» Set exercise
Write out each line exactly as it stands, please.

Stored records
══════════
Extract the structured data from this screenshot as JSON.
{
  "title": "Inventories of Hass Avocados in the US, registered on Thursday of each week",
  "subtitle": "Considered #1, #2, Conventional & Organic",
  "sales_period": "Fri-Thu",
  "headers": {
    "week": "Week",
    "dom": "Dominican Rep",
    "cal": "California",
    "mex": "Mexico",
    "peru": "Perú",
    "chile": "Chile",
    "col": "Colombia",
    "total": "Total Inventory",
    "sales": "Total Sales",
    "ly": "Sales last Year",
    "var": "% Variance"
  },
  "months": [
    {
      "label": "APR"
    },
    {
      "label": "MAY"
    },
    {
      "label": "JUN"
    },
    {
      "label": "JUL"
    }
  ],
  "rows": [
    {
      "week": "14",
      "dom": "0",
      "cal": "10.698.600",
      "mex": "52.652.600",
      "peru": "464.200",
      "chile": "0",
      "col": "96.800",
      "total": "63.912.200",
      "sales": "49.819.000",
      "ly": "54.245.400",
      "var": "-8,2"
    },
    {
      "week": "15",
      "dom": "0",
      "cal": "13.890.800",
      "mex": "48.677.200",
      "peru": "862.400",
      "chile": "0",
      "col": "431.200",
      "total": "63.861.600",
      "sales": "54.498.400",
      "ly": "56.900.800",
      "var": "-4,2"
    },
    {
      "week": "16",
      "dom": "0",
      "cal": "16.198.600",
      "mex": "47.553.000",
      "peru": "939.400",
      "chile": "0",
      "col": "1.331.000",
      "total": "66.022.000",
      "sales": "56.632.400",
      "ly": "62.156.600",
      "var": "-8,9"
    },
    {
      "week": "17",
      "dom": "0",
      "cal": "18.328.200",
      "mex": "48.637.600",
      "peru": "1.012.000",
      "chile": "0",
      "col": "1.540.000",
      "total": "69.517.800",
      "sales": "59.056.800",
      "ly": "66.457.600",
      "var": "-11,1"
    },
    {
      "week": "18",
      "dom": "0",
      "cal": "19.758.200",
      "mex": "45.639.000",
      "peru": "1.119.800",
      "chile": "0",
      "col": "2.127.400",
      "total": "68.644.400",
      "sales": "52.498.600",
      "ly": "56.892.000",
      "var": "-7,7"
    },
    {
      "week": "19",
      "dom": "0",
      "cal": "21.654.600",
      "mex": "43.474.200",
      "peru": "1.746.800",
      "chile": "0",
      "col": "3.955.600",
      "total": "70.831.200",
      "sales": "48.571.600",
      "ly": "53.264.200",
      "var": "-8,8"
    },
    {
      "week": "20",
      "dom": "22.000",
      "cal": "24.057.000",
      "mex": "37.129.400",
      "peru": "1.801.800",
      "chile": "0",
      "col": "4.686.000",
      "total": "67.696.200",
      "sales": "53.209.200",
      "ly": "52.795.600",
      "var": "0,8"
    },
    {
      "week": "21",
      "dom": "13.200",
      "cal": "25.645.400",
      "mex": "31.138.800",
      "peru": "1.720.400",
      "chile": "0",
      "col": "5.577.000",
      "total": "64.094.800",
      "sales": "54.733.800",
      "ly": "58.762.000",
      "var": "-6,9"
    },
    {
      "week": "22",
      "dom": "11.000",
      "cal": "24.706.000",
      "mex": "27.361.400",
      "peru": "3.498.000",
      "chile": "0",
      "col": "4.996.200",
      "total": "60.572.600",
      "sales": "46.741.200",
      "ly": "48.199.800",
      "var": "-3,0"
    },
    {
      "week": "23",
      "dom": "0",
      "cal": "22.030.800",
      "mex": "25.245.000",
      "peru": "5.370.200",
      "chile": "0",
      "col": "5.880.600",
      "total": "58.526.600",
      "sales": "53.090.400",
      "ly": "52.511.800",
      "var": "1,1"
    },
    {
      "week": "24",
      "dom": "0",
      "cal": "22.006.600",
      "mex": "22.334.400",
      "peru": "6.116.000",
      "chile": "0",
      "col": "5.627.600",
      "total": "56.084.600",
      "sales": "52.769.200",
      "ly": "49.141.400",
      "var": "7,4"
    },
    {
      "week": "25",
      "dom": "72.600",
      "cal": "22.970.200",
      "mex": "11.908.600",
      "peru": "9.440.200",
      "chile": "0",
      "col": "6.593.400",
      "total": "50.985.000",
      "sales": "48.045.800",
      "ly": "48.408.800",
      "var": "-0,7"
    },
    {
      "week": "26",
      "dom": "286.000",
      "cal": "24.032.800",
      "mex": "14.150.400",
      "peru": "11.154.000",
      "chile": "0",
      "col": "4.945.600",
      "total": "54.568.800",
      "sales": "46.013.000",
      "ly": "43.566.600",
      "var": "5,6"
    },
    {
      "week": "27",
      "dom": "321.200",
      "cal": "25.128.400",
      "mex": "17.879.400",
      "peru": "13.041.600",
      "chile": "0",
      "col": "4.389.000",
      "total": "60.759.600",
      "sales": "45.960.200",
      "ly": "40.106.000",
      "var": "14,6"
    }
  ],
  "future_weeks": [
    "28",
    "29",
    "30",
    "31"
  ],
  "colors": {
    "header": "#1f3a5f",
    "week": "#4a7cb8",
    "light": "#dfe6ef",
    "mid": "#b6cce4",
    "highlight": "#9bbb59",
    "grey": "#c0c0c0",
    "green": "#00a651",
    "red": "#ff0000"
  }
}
══════════
» Full solution
Extract the structured data from this screenshot as JSON.
{
  "title": "Inventories of Hass Avocados in the US, registered on Thursday of each week",
  "subtitle": "Considered #1, #2, Conventional & Organic",
  "sales_period": "Fri-Thu",
  "headers": {
    "week": "Week",
    "dom": "Dominican Rep",
    "cal": "California",
    "mex": "Mexico",
    "peru": "Perú",
    "chile": "Chile",
    "col": "Colombia",
    "total": "Total Inventory",
    "sales": "Total Sales",
    "ly": "Sales last Year",
    "var": "% Variance"
  },
  "months": [
    {
      "label": "APR"
    },
    {
      "label": "MAY"
    },
    {
      "label": "JUN"
    },
    {
      "label": "JUL"
    }
  ],
  "rows": [
    {
      "week": "14",
      "dom": "0",
      "cal": "10.698.600",
      "mex": "52.652.600",
      "peru": "464.200",
      "chile": "0",
      "col": "96.800",
      "total": "63.912.200",
      "sales": "49.819.000",
      "ly": "54.245.400",
      "var": "-8,2"
    },
    {
      "week": "15",
      "dom": "0",
      "cal": "13.890.800",
      "mex": "48.677.200",
      "peru": "862.400",
      "chile": "0",
      "col": "431.200",
      "total": "63.861.600",
      "sales": "54.498.400",
      "ly": "56.900.800",
      "var": "-4,2"
    },
    {
      "week": "16",
      "dom": "0",
      "cal": "16.198.600",
      "mex": "47.553.000",
      "peru": "939.400",
      "chile": "0",
      "col": "1.331.000",
      "total": "66.022.000",
      "sales": "56.632.400",
      "ly": "62.156.600",
      "var": "-8,9"
    },
    {
      "week": "17",
      "dom": "0",
      "cal": "18.328.200",
      "mex": "48.637.600",
      "peru": "1.012.000",
      "chile": "0",
      "col": "1.540.000",
      "total": "69.517.800",
      "sales": "59.056.800",
      "ly": "66.457.600",
      "var": "-11,1"
    },
    {
      "week": "18",
      "dom": "0",
      "cal": "19.758.200",
      "mex": "45.639.000",
      "peru": "1.119.800",
      "chile": "0",
      "col": "2.127.400",
      "total": "68.644.400",
      "sales": "52.498.600",
      "ly": "56.892.000",
      "var": "-7,7"
    },
    {
      "week": "19",
      "dom": "0",
      "cal": "21.654.600",
      "mex": "43.474.200",
      "peru": "1.746.800",
      "chile": "0",
      "col": "3.955.600",
      "total": "70.831.200",
      "sales": "48.571.600",
      "ly": "53.264.200",
      "var": "-8,8"
    },
    {
      "week": "20",
      "dom": "22.000",
      "cal": "24.057.000",
      "mex": "37.129.400",
      "peru": "1.801.800",
      "chile": "0",
      "col": "4.686.000",
      "total": "67.696.200",
      "sales": "53.209.200",
      "ly": "52.795.600",
      "var": "0,8"
    },
    {
      "week": "21",
      "dom": "13.200",
      "cal": "25.645.400",
      "mex": "31.138.800",
      "peru": "1.720.400",
      "chile": "0",
      "col": "5.577.000",
      "total": "64.094.800",
      "sales": "54.733.800",
      "ly": "58.762.000",
      "var": "-6,9"
    },
    {
      "week": "22",
      "dom": "11.000",
      "cal": "24.706.000",
      "mex": "27.361.400",
      "peru": "3.498.000",
      "chile": "0",
      "col": "4.996.200",
      "total": "60.572.600",
      "sales": "46.741.200",
      "ly": "48.199.800",
      "var": "-3,0"
    },
    {
      "week": "23",
      "dom": "0",
      "cal": "22.030.800",
      "mex": "25.245.000",
      "peru": "5.370.200",
      "chile": "0",
      "col": "5.880.600",
      "total": "58.526.600",
      "sales": "53.090.400",
      "ly": "52.511.800",
      "var": "1,1"
    },
    {
      "week": "24",
      "dom": "0",
      "cal": "22.006.600",
      "mex": "22.334.400",
      "peru": "6.116.000",
      "chile": "0",
      "col": "5.627.600",
      "total": "56.084.600",
      "sales": "52.769.200",
      "ly": "49.141.400",
      "var": "7,4"
    },
    {
      "week": "25",
      "dom": "72.600",
      "cal": "22.970.200",
      "mex": "11.908.600",
      "peru": "9.440.200",
      "chile": "0",
      "col": "6.593.400",
      "total": "50.985.000",
      "sales": "48.045.800",
      "ly": "48.408.800",
      "var": "-0,7"
    },
    {
      "week": "26",
      "dom": "286.000",
      "cal": "24.032.800",
      "mex": "14.150.400",
      "peru": "11.154.000",
      "chile": "0",
      "col": "4.945.600",
      "total": "54.568.800",
      "sales": "46.013.000",
      "ly": "43.566.600",
      "var": "5,6"
    },
    {
      "week": "27",
      "dom": "321.200",
      "cal": "25.128.400",
      "mex": "17.879.400",
      "peru": "13.041.600",
      "chile": "0",
      "col": "4.389.000",
      "total": "60.759.600",
      "sales": "45.960.200",
      "ly": "40.106.000",
      "var": "14,6"
    }
  ],
  "future_weeks": [
    "28",
    "29",
    "30",
    "31"
  ],
  "colors": {
    "header": "#1f3a5f",
    "week": "#4a7cb8",
    "light": "#dfe6ef",
    "mid": "#b6cce4",
    "highlight": "#9bbb59",
    "grey": "#c0c0c0",
    "green": "#00a651",
    "red": "#ff0000"
  }
}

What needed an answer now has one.